[Start]
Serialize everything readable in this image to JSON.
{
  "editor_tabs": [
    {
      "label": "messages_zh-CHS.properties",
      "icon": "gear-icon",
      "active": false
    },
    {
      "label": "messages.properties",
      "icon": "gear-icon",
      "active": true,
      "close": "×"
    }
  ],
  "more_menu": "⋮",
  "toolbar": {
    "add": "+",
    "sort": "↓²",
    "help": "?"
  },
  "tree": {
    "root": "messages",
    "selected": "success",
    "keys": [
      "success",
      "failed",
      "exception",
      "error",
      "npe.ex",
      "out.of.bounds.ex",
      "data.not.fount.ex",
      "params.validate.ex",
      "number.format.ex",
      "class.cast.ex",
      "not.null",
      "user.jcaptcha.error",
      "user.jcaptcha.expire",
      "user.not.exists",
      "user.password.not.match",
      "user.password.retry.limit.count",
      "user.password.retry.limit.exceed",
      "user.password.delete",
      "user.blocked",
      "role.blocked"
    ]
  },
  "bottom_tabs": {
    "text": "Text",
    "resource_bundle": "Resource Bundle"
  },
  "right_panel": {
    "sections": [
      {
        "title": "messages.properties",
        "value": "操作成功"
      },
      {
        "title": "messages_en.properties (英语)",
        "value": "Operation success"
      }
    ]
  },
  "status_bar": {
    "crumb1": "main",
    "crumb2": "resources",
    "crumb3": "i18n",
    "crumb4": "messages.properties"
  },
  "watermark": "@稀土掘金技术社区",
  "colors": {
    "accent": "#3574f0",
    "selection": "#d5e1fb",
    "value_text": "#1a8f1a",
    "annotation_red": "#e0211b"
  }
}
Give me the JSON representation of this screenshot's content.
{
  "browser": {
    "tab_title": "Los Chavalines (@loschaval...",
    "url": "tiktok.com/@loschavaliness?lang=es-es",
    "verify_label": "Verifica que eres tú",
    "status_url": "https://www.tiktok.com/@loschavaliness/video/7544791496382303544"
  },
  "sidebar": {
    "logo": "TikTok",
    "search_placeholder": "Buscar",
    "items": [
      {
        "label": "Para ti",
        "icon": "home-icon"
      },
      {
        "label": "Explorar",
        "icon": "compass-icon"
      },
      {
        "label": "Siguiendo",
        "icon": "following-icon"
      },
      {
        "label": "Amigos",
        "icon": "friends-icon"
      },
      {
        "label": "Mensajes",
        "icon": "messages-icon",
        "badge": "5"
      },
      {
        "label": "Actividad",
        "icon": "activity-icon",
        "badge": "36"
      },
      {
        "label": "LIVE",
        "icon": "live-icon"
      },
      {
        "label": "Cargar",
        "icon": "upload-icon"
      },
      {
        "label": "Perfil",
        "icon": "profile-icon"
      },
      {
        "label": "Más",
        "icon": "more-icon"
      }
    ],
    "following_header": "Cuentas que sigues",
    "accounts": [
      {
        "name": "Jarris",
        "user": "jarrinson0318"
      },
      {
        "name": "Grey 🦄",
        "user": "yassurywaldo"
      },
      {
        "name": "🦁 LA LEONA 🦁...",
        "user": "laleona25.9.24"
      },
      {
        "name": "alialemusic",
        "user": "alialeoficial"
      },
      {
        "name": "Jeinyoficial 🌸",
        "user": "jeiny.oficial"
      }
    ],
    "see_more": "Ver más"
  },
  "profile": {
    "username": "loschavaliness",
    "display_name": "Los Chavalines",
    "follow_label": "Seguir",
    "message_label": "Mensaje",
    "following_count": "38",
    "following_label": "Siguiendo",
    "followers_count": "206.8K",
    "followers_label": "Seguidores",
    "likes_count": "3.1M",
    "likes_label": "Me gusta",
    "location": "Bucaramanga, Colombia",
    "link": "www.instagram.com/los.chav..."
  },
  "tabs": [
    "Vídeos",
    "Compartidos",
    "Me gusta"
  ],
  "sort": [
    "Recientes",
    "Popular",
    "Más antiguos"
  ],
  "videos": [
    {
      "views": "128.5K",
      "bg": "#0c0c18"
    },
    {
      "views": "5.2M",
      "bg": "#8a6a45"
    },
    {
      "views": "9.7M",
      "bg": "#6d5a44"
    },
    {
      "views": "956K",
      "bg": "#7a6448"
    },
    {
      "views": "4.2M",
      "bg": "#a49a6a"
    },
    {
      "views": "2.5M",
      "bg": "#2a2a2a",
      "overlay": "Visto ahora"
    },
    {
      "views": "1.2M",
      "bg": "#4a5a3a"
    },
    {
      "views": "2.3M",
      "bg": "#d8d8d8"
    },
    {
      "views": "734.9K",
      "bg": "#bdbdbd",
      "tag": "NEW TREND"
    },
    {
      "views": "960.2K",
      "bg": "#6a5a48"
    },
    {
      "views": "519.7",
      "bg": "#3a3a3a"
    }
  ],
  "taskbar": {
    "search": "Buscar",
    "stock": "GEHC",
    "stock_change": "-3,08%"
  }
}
[End]
WHAT TO PRODUCE:
Extract all of the data above without altering anything.

WRITTEN ANSWER:
Serialize everything readable in this image to JSON.
{
  "editor_tabs": [
    {
      "label": "messages_zh-CHS.properties",
      "icon": "gear-icon",
      "active": false
    },
    {
      "label": "messages.properties",
      "icon": "gear-icon",
      "active": true,
      "close": "×"
    }
  ],
  "more_menu": "⋮",
  "toolbar": {
    "add": "+",
    "sort": "↓²",
    "help": "?"
  },
  "tree": {
    "root": "messages",
    "selected": "success",
    "keys": [
      "success",
      "failed",
      "exception",
      "error",
      "npe.ex",
      "out.of.bounds.ex",
      "data.not.fount.ex",
      "params.validate.ex",
      "number.format.ex",
      "class.cast.ex",
      "not.null",
      "user.jcaptcha.error",
      "user.jcaptcha.expire",
      "user.not.exists",
      "user.password.not.match",
      "user.password.retry.limit.count",
      "user.password.retry.limit.exceed",
      "user.password.delete",
      "user.blocked",
      "role.blocked"
    ]
  },
  "bottom_tabs": {
    "text": "Text",
    "resource_bundle": "Resource Bundle"
  },
  "right_panel": {
    "sections": [
      {
        "title": "messages.properties",
        "value": "操作成功"
      },
      {
        "title": "messages_en.properties (英语)",
        "value": "Operation success"
      }
    ]
  },
  "status_bar": {
    "crumb1": "main",
    "crumb2": "resources",
    "crumb3": "i18n",
    "crumb4": "messages.properties"
  },
  "watermark": "@稀土掘金技术社区",
  "colors": {
    "accent": "#3574f0",
    "selection": "#d5e1fb",
    "value_text": "#1a8f1a",
    "annotation_red": "#e0211b"
  }
}
Give me the JSON representation of this screenshot's content.
{
  "browser": {
    "tab_title": "Los Chavalines (@loschaval...",
    "url": "tiktok.com/@loschavaliness?lang=es-es",
    "verify_label": "Verifica que eres tú",
    "status_url": "https://www.tiktok.com/@loschavaliness/video/7544791496382303544"
  },
  "sidebar": {
    "logo": "TikTok",
    "search_placeholder": "Buscar",
    "items": [
      {
        "label": "Para ti",
        "icon": "home-icon"
      },
      {
        "label": "Explorar",
        "icon": "compass-icon"
      },
      {
        "label": "Siguiendo",
        "icon": "following-icon"
      },
      {
        "label": "Amigos",
        "icon": "friends-icon"
      },
      {
        "label": "Mensajes",
        "icon": "messages-icon",
        "badge": "5"
      },
      {
        "label": "Actividad",
        "icon": "activity-icon",
        "badge": "36"
      },
      {
        "label": "LIVE",
        "icon": "live-icon"
      },
      {
        "label": "Cargar",
        "icon": "upload-icon"
      },
      {
        "label": "Perfil",
        "icon": "profile-icon"
      },
      {
        "label": "Más",
        "icon": "more-icon"
      }
    ],
    "following_header": "Cuentas que sigues",
    "accounts": [
      {
        "name": "Jarris",
        "user": "jarrinson0318"
      },
      {
        "name": "Grey 🦄",
        "user": "yassurywaldo"
      },
      {
        "name": "🦁 LA LEONA 🦁...",
        "user": "laleona25.9.24"
      },
      {
        "name": "alialemusic",
        "user": "alialeoficial"
      },
      {
        "name": "Jeinyoficial 🌸",
        "user": "jeiny.oficial"
      }
    ],
    "see_more": "Ver más"
  },
  "profile": {
    "username": "loschavaliness",
    "display_name": "Los Chavalines",
    "follow_label": "Seguir",
    "message_label": "Mensaje",
    "following_count": "38",
    "following_label": "Siguiendo",
    "followers_count": "206.8K",
    "followers_label": "Seguidores",
    "likes_count": "3.1M",
    "likes_label": "Me gusta",
    "location": "Bucaramanga, Colombia",
    "link": "www.instagram.com/los.chav..."
  },
  "tabs": [
    "Vídeos",
    "Compartidos",
    "Me gusta"
  ],
  "sort": [
    "Recientes",
    "Popular",
    "Más antiguos"
  ],
  "videos": [
    {
      "views": "128.5K",
      "bg": "#0c0c18"
    },
    {
      "views": "5.2M",
      "bg": "#8a6a45"
    },
    {
      "views": "9.7M",
      "bg": "#6d5a44"
    },
    {
      "views": "956K",
      "bg": "#7a6448"
    },
    {
      "views": "4.2M",
      "bg": "#a49a6a"
    },
    {
      "views": "2.5M",
      "bg": "#2a2a2a",
      "overlay": "Visto ahora"
    },
    {
      "views": "1.2M",
      "bg": "#4a5a3a"
    },
    {
      "views": "2.3M",
      "bg": "#d8d8d8"
    },
    {
      "views": "734.9K",
      "bg": "#bdbdbd",
      "tag": "NEW TREND"
    },
    {
      "views": "960.2K",
      "bg": "#6a5a48"
    },
    {
      "views": "519.7",
      "bg": "#3a3a3a"
    }
  ],
  "taskbar": {
    "search": "Buscar",
    "stock": "GEHC",
    "stock_change": "-3,08%"
  }
}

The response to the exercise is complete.